--- START Dataset excerpts ---
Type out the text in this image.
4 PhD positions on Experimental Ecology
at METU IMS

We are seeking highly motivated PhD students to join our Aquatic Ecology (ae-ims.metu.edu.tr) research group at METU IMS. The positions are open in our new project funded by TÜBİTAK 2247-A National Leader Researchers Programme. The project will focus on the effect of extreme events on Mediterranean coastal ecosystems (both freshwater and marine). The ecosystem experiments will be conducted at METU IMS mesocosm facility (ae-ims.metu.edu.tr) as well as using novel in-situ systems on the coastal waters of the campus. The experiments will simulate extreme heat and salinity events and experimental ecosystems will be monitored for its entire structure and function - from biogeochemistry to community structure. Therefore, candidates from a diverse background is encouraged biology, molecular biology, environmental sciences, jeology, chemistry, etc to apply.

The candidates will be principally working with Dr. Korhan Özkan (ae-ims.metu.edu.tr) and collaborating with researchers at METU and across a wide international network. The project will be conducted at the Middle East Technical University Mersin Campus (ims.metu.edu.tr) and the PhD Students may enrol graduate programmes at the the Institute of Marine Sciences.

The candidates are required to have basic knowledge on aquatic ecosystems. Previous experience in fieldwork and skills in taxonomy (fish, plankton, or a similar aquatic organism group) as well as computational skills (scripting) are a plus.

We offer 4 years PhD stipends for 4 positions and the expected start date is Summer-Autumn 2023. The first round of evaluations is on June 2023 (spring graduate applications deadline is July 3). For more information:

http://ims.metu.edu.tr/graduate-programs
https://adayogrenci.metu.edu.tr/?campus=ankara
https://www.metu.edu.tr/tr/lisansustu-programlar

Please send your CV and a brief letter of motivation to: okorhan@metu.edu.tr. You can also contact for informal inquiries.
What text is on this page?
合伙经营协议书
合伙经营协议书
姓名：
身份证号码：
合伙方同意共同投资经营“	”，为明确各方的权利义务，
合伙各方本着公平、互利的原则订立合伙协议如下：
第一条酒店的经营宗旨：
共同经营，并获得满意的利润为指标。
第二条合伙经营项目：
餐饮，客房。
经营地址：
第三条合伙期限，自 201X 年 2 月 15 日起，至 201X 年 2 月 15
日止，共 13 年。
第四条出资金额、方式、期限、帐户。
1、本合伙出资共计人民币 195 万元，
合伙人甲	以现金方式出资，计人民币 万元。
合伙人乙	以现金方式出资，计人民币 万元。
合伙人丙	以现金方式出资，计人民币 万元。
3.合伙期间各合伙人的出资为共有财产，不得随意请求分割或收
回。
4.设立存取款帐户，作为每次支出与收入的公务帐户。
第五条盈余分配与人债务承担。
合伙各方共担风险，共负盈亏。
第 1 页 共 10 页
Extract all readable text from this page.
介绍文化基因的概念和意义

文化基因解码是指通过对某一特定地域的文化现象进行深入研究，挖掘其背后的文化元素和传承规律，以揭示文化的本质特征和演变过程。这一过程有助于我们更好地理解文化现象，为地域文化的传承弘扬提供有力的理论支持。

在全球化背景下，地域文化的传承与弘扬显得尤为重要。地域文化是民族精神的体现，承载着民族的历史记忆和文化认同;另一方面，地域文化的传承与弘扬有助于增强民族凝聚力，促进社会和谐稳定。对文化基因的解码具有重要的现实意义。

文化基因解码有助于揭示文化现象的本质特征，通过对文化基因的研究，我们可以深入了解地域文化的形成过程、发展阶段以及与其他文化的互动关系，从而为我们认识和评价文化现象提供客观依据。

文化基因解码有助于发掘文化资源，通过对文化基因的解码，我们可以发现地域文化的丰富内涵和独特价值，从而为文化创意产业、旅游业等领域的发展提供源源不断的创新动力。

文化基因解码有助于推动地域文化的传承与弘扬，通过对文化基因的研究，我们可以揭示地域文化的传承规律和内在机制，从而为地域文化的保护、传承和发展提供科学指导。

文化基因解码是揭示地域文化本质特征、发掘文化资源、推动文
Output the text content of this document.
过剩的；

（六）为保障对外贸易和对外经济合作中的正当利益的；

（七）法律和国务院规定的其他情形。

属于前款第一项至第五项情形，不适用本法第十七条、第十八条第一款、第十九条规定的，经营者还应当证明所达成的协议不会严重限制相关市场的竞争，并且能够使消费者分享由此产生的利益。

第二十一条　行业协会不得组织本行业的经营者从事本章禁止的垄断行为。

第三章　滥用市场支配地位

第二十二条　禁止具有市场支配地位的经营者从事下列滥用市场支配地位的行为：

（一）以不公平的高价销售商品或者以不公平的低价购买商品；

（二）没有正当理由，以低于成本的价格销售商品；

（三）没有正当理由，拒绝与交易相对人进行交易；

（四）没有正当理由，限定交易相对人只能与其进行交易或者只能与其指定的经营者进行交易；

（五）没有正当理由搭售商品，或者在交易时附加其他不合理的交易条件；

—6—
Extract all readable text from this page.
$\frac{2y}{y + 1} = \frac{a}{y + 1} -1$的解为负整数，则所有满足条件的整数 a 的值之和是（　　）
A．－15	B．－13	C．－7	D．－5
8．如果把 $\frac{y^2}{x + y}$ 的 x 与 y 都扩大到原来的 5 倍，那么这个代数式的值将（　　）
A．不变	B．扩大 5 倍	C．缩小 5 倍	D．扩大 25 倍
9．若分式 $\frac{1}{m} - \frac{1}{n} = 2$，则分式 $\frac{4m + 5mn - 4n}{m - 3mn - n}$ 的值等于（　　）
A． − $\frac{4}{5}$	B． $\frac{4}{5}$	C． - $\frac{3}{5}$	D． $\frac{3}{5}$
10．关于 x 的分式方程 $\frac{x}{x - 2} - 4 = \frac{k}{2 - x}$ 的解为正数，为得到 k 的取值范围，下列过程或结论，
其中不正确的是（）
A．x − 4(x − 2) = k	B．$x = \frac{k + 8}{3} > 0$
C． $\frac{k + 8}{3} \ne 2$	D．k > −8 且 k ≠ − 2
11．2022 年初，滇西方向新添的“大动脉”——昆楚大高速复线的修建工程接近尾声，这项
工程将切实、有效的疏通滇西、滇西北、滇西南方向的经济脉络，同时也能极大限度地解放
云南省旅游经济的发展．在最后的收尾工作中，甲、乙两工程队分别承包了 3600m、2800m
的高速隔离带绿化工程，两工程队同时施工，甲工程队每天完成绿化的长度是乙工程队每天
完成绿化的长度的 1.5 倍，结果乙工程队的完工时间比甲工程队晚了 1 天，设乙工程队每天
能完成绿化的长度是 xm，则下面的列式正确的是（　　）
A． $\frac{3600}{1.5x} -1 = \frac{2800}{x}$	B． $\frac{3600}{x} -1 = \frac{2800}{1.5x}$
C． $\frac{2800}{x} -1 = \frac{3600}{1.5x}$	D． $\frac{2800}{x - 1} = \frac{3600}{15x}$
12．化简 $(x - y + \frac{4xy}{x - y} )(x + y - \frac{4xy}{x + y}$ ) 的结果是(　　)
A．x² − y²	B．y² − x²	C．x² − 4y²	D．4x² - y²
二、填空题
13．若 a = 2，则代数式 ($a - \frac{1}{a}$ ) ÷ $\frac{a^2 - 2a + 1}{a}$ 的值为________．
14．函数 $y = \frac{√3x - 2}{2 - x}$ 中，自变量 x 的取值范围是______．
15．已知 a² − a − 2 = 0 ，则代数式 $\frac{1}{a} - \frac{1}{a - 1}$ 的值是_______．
--- END Dataset excerpts ---
> [Direction]
Repeat the entries above exactly, leaving nothing out.

> [Reply]
Type out the text in this image.
4 PhD positions on Experimental Ecology
at METU IMS

We are seeking highly motivated PhD students to join our Aquatic Ecology (ae-ims.metu.edu.tr) research group at METU IMS. The positions are open in our new project funded by TÜBİTAK 2247-A National Leader Researchers Programme. The project will focus on the effect of extreme events on Mediterranean coastal ecosystems (both freshwater and marine). The ecosystem experiments will be conducted at METU IMS mesocosm facility (ae-ims.metu.edu.tr) as well as using novel in-situ systems on the coastal waters of the campus. The experiments will simulate extreme heat and salinity events and experimental ecosystems will be monitored for its entire structure and function - from biogeochemistry to community structure. Therefore, candidates from a diverse background is encouraged biology, molecular biology, environmental sciences, jeology, chemistry, etc to apply.

The candidates will be principally working with Dr. Korhan Özkan (ae-ims.metu.edu.tr) and collaborating with researchers at METU and across a wide international network. The project will be conducted at the Middle East Technical University Mersin Campus (ims.metu.edu.tr) and the PhD Students may enrol graduate programmes at the the Institute of Marine Sciences.

The candidates are required to have basic knowledge on aquatic ecosystems. Previous experience in fieldwork and skills in taxonomy (fish, plankton, or a similar aquatic organism group) as well as computational skills (scripting) are a plus.

We offer 4 years PhD stipends for 4 positions and the expected start date is Summer-Autumn 2023. The first round of evaluations is on June 2023 (spring graduate applications deadline is July 3). For more information:

http://ims.metu.edu.tr/graduate-programs
https://adayogrenci.metu.edu.tr/?campus=ankara
https://www.metu.edu.tr/tr/lisansustu-programlar

Please send your CV and a brief letter of motivation to: okorhan@metu.edu.tr. You can also contact for informal inquiries.
What text is on this page?
合伙经营协议书
合伙经营协议书
姓名：
身份证号码：
合伙方同意共同投资经营“	”，为明确各方的权利义务，
合伙各方本着公平、互利的原则订立合伙协议如下：
第一条酒店的经营宗旨：
共同经营，并获得满意的利润为指标。
第二条合伙经营项目：
餐饮，客房。
经营地址：
第三条合伙期限，自 201X 年 2 月 15 日起，至 201X 年 2 月 15
日止，共 13 年。
第四条出资金额、方式、期限、帐户。
1、本合伙出资共计人民币 195 万元，
合伙人甲	以现金方式出资，计人民币 万元。
合伙人乙	以现金方式出资，计人民币 万元。
合伙人丙	以现金方式出资，计人民币 万元。
3.合伙期间各合伙人的出资为共有财产，不得随意请求分割或收
回。
4.设立存取款帐户，作为每次支出与收入的公务帐户。
第五条盈余分配与人债务承担。
合伙各方共担风险，共负盈亏。
第 1 页 共 10 页
Extract all readable text from this page.
介绍文化基因的概念和意义

文化基因解码是指通过对某一特定地域的文化现象进行深入研究，挖掘其背后的文化元素和传承规律，以揭示文化的本质特征和演变过程。这一过程有助于我们更好地理解文化现象，为地域文化的传承弘扬提供有力的理论支持。

在全球化背景下，地域文化的传承与弘扬显得尤为重要。地域文化是民族精神的体现，承载着民族的历史记忆和文化认同;另一方面，地域文化的传承与弘扬有助于增强民族凝聚力，促进社会和谐稳定。对文化基因的解码具有重要的现实意义。

文化基因解码有助于揭示文化现象的本质特征，通过对文化基因的研究，我们可以深入了解地域文化的形成过程、发展阶段以及与其他文化的互动关系，从而为我们认识和评价文化现象提供客观依据。

文化基因解码有助于发掘文化资源，通过对文化基因的解码，我们可以发现地域文化的丰富内涵和独特价值，从而为文化创意产业、旅游业等领域的发展提供源源不断的创新动力。

文化基因解码有助于推动地域文化的传承与弘扬，通过对文化基因的研究，我们可以揭示地域文化的传承规律和内在机制，从而为地域文化的保护、传承和发展提供科学指导。

文化基因解码是揭示地域文化本质特征、发掘文化资源、推动文
Output the text content of this document.
过剩的；

（六）为保障对外贸易和对外经济合作中的正当利益的；

（七）法律和国务院规定的其他情形。

属于前款第一项至第五项情形，不适用本法第十七条、第十八条第一款、第十九条规定的，经营者还应当证明所达成的协议不会严重限制相关市场的竞争，并且能够使消费者分享由此产生的利益。

第二十一条　行业协会不得组织本行业的经营者从事本章禁止的垄断行为。

第三章　滥用市场支配地位

第二十二条　禁止具有市场支配地位的经营者从事下列滥用市场支配地位的行为：

（一）以不公平的高价销售商品或者以不公平的低价购买商品；

（二）没有正当理由，以低于成本的价格销售商品；

（三）没有正当理由，拒绝与交易相对人进行交易；

（四）没有正当理由，限定交易相对人只能与其进行交易或者只能与其指定的经营者进行交易；

（五）没有正当理由搭售商品，或者在交易时附加其他不合理的交易条件；

—6—
Extract all readable text from this page.
$\frac{2y}{y + 1} = \frac{a}{y + 1} -1$的解为负整数，则所有满足条件的整数 a 的值之和是（　　）
A．－15	B．－13	C．－7	D．－5
8．如果把 $\frac{y^2}{x + y}$ 的 x 与 y 都扩大到原来的 5 倍，那么这个代数式的值将（　　）
A．不变	B．扩大 5 倍	C．缩小 5 倍	D．扩大 25 倍
9．若分式 $\frac{1}{m} - \frac{1}{n} = 2$，则分式 $\frac{4m + 5mn - 4n}{m - 3mn - n}$ 的值等于（　　）
A． − $\frac{4}{5}$	B． $\frac{4}{5}$	C． - $\frac{3}{5}$	D． $\frac{3}{5}$
10．关于 x 的分式方程 $\frac{x}{x - 2} - 4 = \frac{k}{2 - x}$ 的解为正数，为得到 k 的取值范围，下列过程或结论，
其中不正确的是（）
A．x − 4(x − 2) = k	B．$x = \frac{k + 8}{3} > 0$
C． $\frac{k + 8}{3} \ne 2$	D．k > −8 且 k ≠ − 2
11．2022 年初，滇西方向新添的“大动脉”——昆楚大高速复线的修建工程接近尾声，这项
工程将切实、有效的疏通滇西、滇西北、滇西南方向的经济脉络，同时也能极大限度地解放
云南省旅游经济的发展．在最后的收尾工作中，甲、乙两工程队分别承包了 3600m、2800m
的高速隔离带绿化工程，两工程队同时施工，甲工程队每天完成绿化的长度是乙工程队每天
完成绿化的长度的 1.5 倍，结果乙工程队的完工时间比甲工程队晚了 1 天，设乙工程队每天
能完成绿化的长度是 xm，则下面的列式正确的是（　　）
A． $\frac{3600}{1.5x} -1 = \frac{2800}{x}$	B． $\frac{3600}{x} -1 = \frac{2800}{1.5x}$
C． $\frac{2800}{x} -1 = \frac{3600}{1.5x}$	D． $\frac{2800}{x - 1} = \frac{3600}{15x}$
12．化简 $(x - y + \frac{4xy}{x - y} )(x + y - \frac{4xy}{x + y}$ ) 的结果是(　　)
A．x² − y²	B．y² − x²	C．x² − 4y²	D．4x² - y²
二、填空题
13．若 a = 2，则代数式 ($a - \frac{1}{a}$ ) ÷ $\frac{a^2 - 2a + 1}{a}$ 的值为________．
14．函数 $y = \frac{√3x - 2}{2 - x}$ 中，自变量 x 的取值范围是______．
15．已知 a² − a − 2 = 0 ，则代数式 $\frac{1}{a} - \frac{1}{a - 1}$ 的值是_______．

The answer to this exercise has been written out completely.